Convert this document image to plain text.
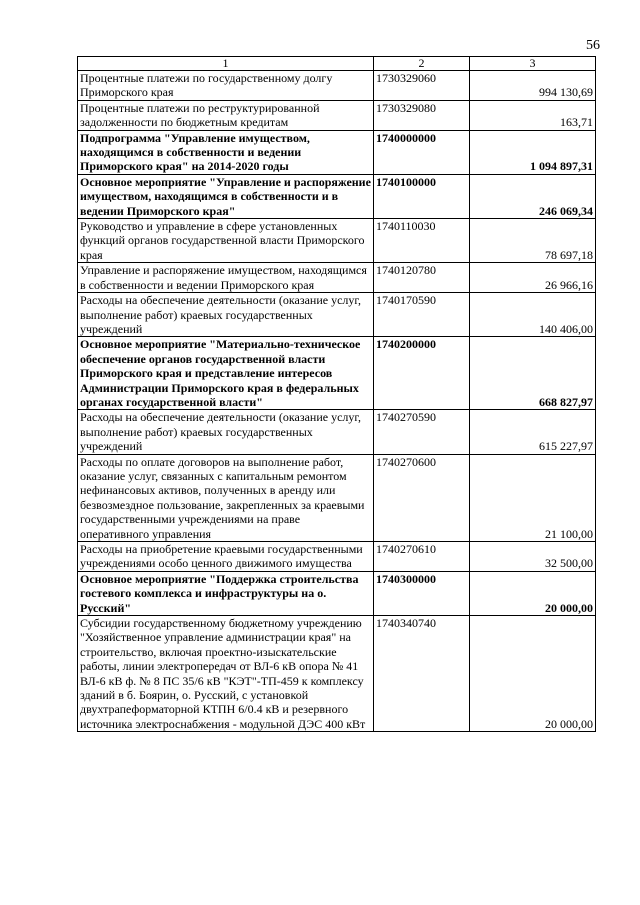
56
1	2	3
Процентные платежи по государственному долгу Приморского края	1730329060	994 130,69
Процентные платежи по реструктурированной задолженности по бюджетным кредитам	1730329080	163,71
Подпрограмма "Управление имуществом, находящимся в собственности и ведении Приморского края" на 2014-2020 годы	1740000000	1 094 897,31
Основное мероприятие "Управление и распоряжение имуществом, находящимся в собственности и в ведении Приморского края"	1740100000	246 069,34
Руководство и управление в сфере установленных функций органов государственной власти Приморского края	1740110030	78 697,18
Управление и распоряжение имуществом, находящимся в собственности и ведении Приморского края	1740120780	26 966,16
Расходы на обеспечение деятельности (оказание услуг, выполнение работ) краевых государственных учреждений	1740170590	140 406,00
Основное мероприятие "Материально-техническое обеспечение органов государственной власти Приморского края и представление интересов Администрации Приморского края в федеральных органах государственной власти"	1740200000	668 827,97
Расходы на обеспечение деятельности (оказание услуг, выполнение работ) краевых государственных учреждений	1740270590	615 227,97
Расходы по оплате договоров на выполнение работ, оказание услуг, связанных с капитальным ремонтом нефинансовых активов, полученных в аренду или безвозмездное пользование, закрепленных за краевыми государственными учреждениями на праве оперативного управления	1740270600	21 100,00
Расходы на приобретение краевыми государственными учреждениями особо ценного движимого имущества	1740270610	32 500,00
Основное мероприятие "Поддержка строительства гостевого комплекса и инфраструктуры на о. Русский"	1740300000	20 000,00
Субсидии государственному бюджетному учреждению "Хозяйственное управление администрации края" на строительство, включая проектно-изыскательские работы, линии электропередач от ВЛ-6 кВ опора № 41 ВЛ-6 кВ ф. № 8 ПС 35/6 кВ "КЭТ"-ТП-459 к комплексу зданий в б. Боярин, о. Русский, с установкой двухтрапеформаторной КТПН 6/0.4 кВ и резервного источника электроснабжения - модульной ДЭС 400 кВт	1740340740	20 000,00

_ _ _ _ _

## Your instructions
Copy each line of the records precisely and drop any images they hold.

## Written response
Convert this document image to plain text.
56
1	2	3
Процентные платежи по государственному долгу Приморского края	1730329060	994 130,69
Процентные платежи по реструктурированной задолженности по бюджетным кредитам	1730329080	163,71
Подпрограмма "Управление имуществом, находящимся в собственности и ведении Приморского края" на 2014-2020 годы	1740000000	1 094 897,31
Основное мероприятие "Управление и распоряжение имуществом, находящимся в собственности и в ведении Приморского края"	1740100000	246 069,34
Руководство и управление в сфере установленных функций органов государственной власти Приморского края	1740110030	78 697,18
Управление и распоряжение имуществом, находящимся в собственности и ведении Приморского края	1740120780	26 966,16
Расходы на обеспечение деятельности (оказание услуг, выполнение работ) краевых государственных учреждений	1740170590	140 406,00
Основное мероприятие "Материально-техническое обеспечение органов государственной власти Приморского края и представление интересов Администрации Приморского края в федеральных органах государственной власти"	1740200000	668 827,97
Расходы на обеспечение деятельности (оказание услуг, выполнение работ) краевых государственных учреждений	1740270590	615 227,97
Расходы по оплате договоров на выполнение работ, оказание услуг, связанных с капитальным ремонтом нефинансовых активов, полученных в аренду или безвозмездное пользование, закрепленных за краевыми государственными учреждениями на праве оперативного управления	1740270600	21 100,00
Расходы на приобретение краевыми государственными учреждениями особо ценного движимого имущества	1740270610	32 500,00
Основное мероприятие "Поддержка строительства гостевого комплекса и инфраструктуры на о. Русский"	1740300000	20 000,00
Субсидии государственному бюджетному учреждению "Хозяйственное управление администрации края" на строительство, включая проектно-изыскательские работы, линии электропередач от ВЛ-6 кВ опора № 41 ВЛ-6 кВ ф. № 8 ПС 35/6 кВ "КЭТ"-ТП-459 к комплексу зданий в б. Боярин, о. Русский, с установкой двухтрапеформаторной КТПН 6/0.4 кВ и резервного источника электроснабжения - модульной ДЭС 400 кВт	1740340740	20 000,00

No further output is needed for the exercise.